# Page text
Figure 1--Velocity log, density log, acoustic impedance curve (product of seismic velocity and density), reflection coefficient curve (acoustic impedance contrast) and suite of synthetic seismograms for the sec. 2, T. 30 S., R. 24 W. well. Each synthetic seismogram is generated by convolving the reflection coefficient curve with different type of zero-phase wavelet (ie. Ricker, Orsmby, Klauder, Butterworth). Such one-dimensional synthetic seismograms are generally used to correlate field seismic data to the subsurface geology. Note that in all of the figures, positive acoustic impedance contrasts (higher values with increasing depth) generate peaks (deflections to the right); the "arrival time"of a zero-phase wavelet is measured at the apex of the respective trough or peak. Transit time is two-way travel time.

Velocity log, density log, acoustic impedance curve (product of seismic velocity and density), reflection coefficient curve (acoustic impedance contrast) and suite of synthetic seismograms for the sec. 2, T. 30 S., R. 24 W. well.

Modeling Prior to the Acquisition of Seismic Data

Seismic surveys are usually designed with one or more geologic objectives in mind. Modeling is typically done prior to the acquisition of seismic data to ensure that the geologic objectives are potentially seismically visible and to ensure that appropriate field acquisition parameters are used.

Modeling prior to acquisition gives a good indication whether we will be able to resolve the geologic objective, assuming we manage to obtain good-quality field data. It can verify or refute whether geologic objectives can be seen within the limits of the field techniques that will be used. We will probably be able to identify our geologic objective on real seismic data if its seismic image can be resolved on synthetic seismograms.

# Problem
From the seismic modeling passage above, list every log and curve that the caption of Figure 1 names, excluding the synthetic seismograms.

# Stored data

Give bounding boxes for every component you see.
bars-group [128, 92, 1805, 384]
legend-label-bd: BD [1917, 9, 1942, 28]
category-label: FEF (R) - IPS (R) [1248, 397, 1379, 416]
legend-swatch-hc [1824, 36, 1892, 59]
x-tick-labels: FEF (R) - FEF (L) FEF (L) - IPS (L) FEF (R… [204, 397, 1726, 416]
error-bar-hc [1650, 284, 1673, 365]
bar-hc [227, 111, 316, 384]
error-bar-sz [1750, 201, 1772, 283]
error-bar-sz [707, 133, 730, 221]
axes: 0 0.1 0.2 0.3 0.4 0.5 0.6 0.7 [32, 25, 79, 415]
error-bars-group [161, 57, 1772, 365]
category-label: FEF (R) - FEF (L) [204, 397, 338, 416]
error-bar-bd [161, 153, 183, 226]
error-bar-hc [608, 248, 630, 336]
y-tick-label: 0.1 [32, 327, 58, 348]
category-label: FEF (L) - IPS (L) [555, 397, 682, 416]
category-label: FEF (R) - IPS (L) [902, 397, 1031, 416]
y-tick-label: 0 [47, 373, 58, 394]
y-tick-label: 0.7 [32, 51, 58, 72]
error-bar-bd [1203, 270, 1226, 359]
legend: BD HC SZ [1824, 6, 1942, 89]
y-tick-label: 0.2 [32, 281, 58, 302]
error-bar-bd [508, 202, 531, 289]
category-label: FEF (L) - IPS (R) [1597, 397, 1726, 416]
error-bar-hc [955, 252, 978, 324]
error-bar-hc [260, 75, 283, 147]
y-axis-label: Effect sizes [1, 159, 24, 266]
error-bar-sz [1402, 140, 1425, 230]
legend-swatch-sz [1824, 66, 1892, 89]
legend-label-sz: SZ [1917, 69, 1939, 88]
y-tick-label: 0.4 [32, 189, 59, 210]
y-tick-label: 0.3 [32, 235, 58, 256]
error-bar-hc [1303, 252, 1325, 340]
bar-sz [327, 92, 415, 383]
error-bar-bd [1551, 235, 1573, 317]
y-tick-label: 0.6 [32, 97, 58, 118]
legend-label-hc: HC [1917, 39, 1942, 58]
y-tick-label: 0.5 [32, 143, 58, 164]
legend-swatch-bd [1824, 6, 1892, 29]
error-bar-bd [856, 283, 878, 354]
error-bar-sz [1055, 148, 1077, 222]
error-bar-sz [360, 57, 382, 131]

# Task output
- Velocity log
- Density log
- Acoustic impedance curve
- Reflection coefficient curve